Saved data entries:
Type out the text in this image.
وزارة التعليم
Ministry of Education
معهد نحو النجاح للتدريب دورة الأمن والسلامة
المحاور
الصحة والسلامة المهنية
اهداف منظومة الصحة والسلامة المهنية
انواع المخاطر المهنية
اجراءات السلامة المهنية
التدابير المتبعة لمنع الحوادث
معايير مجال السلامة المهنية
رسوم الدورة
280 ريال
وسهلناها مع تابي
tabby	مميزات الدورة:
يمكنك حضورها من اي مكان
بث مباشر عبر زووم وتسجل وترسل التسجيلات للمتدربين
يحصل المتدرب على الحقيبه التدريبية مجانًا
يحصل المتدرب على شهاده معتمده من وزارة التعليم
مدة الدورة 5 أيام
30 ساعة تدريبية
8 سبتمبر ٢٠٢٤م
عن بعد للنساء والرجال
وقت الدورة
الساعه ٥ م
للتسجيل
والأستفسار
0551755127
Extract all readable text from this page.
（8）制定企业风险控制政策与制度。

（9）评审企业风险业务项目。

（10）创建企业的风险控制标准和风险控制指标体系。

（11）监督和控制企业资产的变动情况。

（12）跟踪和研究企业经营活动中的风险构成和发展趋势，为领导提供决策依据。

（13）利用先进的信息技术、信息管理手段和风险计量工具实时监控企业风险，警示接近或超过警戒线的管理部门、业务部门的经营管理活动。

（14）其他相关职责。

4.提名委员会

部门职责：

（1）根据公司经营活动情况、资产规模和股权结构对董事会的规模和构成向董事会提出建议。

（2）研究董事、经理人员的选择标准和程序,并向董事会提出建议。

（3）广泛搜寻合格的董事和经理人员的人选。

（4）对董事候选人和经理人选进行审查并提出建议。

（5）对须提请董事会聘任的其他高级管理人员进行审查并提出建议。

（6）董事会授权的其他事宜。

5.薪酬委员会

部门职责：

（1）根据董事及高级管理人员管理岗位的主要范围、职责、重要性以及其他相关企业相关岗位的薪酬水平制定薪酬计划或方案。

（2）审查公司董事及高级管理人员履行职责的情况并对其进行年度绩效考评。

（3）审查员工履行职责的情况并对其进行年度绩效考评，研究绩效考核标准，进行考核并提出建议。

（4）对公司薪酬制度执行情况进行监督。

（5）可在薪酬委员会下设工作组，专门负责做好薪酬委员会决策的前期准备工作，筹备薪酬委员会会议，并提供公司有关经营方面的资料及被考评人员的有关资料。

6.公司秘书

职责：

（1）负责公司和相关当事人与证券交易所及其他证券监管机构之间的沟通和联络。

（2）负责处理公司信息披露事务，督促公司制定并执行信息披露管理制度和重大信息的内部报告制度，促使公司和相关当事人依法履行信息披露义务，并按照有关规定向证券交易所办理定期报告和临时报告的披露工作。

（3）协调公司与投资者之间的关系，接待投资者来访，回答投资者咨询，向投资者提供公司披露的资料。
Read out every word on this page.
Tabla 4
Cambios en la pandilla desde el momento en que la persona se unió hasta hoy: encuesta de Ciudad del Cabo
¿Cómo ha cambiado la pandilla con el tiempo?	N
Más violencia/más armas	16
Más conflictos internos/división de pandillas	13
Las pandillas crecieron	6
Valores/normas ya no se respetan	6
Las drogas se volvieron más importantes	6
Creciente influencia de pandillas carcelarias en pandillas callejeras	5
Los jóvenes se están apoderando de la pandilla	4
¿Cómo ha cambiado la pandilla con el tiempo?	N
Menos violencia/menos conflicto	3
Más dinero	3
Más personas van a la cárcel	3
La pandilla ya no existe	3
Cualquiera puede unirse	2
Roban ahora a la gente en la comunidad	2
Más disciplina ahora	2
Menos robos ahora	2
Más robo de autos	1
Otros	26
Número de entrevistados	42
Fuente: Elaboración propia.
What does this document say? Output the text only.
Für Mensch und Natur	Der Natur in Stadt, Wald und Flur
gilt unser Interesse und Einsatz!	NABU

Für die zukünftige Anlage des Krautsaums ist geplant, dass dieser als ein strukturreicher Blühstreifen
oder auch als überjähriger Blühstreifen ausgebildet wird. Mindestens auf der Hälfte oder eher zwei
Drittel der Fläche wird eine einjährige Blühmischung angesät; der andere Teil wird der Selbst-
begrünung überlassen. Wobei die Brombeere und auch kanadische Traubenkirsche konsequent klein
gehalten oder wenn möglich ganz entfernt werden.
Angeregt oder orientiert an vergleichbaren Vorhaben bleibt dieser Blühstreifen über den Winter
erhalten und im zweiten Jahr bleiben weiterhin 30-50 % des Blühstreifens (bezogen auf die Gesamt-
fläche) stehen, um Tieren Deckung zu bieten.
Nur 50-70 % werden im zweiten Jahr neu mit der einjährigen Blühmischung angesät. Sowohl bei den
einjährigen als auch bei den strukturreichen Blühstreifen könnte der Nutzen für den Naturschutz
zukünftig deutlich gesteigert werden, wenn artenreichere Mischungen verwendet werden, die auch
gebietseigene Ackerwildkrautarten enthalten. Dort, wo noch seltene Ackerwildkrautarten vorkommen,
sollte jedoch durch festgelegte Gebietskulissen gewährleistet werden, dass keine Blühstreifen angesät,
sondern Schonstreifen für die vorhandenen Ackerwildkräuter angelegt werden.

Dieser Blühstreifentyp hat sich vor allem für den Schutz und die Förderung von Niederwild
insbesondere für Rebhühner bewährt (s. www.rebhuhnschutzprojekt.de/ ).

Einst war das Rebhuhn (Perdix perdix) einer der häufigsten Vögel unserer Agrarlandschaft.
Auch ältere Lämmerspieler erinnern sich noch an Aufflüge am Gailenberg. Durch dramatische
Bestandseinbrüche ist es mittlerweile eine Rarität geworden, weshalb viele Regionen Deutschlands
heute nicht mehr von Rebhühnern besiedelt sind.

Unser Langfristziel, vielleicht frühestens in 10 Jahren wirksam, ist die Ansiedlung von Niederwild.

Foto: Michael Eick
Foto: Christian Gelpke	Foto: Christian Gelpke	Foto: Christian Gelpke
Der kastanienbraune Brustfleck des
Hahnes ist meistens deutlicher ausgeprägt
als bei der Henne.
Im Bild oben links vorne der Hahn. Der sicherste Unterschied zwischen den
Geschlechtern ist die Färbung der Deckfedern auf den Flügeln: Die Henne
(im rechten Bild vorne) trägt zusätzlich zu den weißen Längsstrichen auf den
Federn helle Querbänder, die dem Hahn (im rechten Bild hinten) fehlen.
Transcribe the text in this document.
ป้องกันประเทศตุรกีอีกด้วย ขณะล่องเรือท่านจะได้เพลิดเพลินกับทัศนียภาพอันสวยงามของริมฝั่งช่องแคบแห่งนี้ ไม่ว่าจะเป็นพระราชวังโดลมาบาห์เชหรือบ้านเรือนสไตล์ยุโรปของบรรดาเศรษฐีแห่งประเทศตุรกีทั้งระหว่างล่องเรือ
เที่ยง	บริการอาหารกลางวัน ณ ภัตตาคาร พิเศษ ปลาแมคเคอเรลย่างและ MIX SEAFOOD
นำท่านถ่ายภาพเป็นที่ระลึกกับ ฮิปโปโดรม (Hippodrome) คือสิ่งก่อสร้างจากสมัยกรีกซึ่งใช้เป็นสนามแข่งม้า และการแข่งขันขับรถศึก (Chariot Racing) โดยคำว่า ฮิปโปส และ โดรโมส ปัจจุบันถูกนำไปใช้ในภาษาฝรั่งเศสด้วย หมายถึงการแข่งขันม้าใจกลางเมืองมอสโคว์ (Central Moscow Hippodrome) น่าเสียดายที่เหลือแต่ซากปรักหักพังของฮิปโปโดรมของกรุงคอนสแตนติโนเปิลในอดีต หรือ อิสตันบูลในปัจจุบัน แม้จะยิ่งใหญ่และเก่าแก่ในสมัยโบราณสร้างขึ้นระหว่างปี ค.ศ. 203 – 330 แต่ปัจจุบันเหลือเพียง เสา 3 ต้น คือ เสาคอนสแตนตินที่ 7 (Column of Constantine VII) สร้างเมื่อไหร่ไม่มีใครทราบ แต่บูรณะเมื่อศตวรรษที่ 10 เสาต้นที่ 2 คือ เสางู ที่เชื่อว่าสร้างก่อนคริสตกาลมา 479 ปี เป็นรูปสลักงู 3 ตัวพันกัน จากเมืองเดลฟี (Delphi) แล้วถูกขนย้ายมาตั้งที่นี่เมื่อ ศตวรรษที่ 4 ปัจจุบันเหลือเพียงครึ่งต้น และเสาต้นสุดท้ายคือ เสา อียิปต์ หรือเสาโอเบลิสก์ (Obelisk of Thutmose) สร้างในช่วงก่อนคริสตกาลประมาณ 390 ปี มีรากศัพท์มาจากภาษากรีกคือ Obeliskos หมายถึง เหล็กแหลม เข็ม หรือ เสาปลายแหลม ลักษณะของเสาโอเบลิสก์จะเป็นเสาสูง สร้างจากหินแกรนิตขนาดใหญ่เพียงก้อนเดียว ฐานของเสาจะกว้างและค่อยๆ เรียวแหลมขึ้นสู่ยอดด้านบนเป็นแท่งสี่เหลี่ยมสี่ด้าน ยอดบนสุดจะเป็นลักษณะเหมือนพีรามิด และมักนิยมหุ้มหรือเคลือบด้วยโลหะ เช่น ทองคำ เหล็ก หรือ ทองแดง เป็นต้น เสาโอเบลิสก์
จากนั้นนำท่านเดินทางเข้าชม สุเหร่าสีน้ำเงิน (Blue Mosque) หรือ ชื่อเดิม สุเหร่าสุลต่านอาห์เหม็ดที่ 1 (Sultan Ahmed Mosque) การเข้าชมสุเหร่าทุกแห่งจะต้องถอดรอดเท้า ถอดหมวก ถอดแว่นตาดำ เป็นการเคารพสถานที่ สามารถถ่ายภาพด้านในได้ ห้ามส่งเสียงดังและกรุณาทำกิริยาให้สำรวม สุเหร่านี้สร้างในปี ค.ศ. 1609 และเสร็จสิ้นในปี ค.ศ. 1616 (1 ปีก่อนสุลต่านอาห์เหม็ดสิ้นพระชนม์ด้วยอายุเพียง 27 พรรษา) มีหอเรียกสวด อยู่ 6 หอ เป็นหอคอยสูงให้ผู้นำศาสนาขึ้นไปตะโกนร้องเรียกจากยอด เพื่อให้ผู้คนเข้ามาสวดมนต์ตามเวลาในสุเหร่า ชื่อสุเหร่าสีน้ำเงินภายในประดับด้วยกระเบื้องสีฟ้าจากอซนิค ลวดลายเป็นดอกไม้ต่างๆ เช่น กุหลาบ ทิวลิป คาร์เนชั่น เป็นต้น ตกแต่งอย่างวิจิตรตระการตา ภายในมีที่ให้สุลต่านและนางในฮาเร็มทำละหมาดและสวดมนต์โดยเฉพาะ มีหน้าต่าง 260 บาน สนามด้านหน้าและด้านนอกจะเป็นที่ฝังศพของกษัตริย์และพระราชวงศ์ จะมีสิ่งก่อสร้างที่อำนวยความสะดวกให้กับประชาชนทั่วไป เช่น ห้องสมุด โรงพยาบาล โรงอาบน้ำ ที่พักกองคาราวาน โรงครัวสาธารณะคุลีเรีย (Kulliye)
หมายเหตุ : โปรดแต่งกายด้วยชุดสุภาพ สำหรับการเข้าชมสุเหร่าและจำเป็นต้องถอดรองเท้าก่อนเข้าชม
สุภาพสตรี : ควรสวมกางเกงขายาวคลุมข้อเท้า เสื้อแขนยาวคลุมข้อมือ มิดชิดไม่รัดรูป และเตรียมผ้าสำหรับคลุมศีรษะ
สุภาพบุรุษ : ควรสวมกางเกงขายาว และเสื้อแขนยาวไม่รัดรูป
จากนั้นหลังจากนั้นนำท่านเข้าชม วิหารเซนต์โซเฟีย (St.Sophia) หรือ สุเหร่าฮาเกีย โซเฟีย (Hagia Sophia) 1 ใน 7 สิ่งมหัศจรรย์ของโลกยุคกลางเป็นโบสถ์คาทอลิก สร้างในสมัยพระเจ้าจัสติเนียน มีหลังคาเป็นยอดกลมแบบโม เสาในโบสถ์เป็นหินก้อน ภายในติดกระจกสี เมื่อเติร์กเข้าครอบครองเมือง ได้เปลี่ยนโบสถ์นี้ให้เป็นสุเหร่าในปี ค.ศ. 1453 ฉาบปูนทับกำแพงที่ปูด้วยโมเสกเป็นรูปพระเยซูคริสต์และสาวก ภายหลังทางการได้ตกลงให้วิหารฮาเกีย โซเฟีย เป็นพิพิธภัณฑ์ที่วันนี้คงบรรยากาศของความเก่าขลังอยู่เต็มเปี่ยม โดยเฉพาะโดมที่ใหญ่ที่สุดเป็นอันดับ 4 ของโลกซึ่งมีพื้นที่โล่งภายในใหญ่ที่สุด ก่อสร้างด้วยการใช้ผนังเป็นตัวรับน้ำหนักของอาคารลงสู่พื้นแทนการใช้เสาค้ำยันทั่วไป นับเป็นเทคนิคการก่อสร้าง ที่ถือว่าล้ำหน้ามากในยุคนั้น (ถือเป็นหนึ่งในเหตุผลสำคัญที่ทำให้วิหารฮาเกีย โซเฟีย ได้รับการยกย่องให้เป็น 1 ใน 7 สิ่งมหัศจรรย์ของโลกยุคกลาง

TO DO
Show every line of the listing in which the string "wenn" can be found.

SOLUTION TO THE EXERCISE
gehalten oder wenn möglich ganz entfernt werden.
zukünftig deutlich gesteigert werden, wenn artenreichere Mischungen verwendet werden, die auch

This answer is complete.